### Material for the task
######

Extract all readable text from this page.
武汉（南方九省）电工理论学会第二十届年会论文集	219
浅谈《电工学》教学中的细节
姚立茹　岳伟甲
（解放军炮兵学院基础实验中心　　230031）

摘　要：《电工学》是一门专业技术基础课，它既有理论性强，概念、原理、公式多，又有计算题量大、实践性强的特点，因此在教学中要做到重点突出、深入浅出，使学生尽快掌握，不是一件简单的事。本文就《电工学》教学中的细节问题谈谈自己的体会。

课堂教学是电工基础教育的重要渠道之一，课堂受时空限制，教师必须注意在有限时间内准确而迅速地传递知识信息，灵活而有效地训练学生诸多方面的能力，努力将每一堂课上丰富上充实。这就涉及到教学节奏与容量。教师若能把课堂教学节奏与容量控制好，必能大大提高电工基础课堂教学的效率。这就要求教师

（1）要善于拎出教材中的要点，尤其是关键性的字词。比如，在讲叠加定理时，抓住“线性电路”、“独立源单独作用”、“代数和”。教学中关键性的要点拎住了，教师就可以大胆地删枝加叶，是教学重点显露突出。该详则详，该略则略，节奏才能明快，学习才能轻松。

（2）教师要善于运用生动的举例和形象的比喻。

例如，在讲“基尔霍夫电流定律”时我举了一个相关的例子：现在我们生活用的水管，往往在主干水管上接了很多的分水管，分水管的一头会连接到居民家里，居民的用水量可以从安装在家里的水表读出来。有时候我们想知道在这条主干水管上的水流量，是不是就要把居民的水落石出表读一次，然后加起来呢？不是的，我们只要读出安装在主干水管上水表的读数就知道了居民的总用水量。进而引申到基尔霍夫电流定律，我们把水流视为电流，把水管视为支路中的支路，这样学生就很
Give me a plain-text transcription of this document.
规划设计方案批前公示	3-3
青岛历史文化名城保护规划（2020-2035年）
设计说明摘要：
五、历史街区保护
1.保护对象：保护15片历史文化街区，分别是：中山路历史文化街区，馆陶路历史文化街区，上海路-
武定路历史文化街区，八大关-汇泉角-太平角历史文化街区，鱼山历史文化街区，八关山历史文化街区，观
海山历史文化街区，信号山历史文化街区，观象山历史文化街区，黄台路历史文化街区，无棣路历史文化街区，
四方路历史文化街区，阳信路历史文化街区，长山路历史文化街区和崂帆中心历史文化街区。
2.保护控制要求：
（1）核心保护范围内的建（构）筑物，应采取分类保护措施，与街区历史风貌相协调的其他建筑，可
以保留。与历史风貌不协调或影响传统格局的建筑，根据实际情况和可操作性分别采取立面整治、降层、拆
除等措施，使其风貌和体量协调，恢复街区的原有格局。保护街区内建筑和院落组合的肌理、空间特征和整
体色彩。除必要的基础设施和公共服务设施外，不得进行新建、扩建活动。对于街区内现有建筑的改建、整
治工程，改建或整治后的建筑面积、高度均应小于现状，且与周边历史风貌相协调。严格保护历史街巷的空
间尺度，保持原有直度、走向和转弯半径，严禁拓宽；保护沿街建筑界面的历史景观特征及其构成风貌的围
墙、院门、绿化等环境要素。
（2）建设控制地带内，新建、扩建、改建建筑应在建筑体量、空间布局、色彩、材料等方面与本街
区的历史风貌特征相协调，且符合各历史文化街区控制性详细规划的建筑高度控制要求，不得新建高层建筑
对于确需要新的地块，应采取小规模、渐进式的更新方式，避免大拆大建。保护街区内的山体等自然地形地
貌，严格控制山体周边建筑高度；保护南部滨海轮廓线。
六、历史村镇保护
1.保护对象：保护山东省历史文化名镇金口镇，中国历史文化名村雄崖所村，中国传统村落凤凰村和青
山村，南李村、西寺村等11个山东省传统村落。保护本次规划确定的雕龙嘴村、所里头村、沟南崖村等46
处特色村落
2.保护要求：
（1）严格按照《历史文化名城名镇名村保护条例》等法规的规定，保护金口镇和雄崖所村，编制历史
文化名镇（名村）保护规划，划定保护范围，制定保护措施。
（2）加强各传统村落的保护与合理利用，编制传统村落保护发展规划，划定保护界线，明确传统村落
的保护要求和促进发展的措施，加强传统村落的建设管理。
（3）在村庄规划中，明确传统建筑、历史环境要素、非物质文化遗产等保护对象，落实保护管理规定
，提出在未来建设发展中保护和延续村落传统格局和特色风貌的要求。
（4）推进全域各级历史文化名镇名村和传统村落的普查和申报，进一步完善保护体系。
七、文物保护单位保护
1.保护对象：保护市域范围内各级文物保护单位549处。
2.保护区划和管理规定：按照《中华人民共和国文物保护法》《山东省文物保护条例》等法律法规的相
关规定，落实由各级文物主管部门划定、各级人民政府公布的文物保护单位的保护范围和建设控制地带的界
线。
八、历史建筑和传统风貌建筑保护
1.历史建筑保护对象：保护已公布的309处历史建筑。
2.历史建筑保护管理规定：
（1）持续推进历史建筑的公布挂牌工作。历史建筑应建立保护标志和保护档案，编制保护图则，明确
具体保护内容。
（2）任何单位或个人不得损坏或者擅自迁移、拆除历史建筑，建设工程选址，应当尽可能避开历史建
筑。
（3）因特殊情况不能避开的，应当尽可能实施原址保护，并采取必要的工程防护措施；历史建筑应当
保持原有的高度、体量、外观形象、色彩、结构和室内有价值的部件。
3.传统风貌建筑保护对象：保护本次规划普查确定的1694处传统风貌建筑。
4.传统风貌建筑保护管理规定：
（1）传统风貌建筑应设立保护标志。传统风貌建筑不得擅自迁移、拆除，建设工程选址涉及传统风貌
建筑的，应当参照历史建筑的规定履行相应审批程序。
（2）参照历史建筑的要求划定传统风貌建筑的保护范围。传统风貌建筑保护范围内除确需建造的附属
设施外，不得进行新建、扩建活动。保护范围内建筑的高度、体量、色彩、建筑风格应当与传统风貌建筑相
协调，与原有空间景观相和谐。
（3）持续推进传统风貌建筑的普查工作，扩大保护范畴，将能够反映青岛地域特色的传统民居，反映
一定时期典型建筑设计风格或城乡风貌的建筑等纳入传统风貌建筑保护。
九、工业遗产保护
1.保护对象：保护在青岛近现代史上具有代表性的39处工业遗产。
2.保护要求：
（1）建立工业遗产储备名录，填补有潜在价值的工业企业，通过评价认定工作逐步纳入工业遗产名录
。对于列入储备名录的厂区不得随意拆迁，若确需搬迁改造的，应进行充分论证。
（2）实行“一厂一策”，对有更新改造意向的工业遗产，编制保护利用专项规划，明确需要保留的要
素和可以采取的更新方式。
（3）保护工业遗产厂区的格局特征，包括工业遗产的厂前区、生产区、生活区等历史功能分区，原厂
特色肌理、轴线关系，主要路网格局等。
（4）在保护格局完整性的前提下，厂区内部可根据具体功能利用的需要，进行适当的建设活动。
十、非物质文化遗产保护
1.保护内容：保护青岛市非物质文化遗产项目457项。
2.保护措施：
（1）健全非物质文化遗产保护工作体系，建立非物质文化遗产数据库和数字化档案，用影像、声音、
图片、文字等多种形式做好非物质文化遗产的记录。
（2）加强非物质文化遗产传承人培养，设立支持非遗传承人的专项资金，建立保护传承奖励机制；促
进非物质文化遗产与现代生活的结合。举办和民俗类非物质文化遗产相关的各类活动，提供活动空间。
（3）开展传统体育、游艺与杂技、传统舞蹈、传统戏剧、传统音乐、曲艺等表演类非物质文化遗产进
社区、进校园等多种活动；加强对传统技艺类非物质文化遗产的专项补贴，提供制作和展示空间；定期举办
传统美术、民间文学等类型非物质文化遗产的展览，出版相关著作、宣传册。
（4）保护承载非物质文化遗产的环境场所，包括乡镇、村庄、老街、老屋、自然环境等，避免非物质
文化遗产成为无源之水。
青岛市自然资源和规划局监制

######

### What the task asks
Using the records above, copy every line that has the word "不得进行新建" in it.

### Response
体色彩。除必要的基础设施和公共服务设施外，不得进行新建、扩建活动。对于街区内现有建筑的改建、整
设施外，不得进行新建、扩建活动。保护范围内建筑的高度、体量、色彩、建筑风格应当与传统风貌建筑相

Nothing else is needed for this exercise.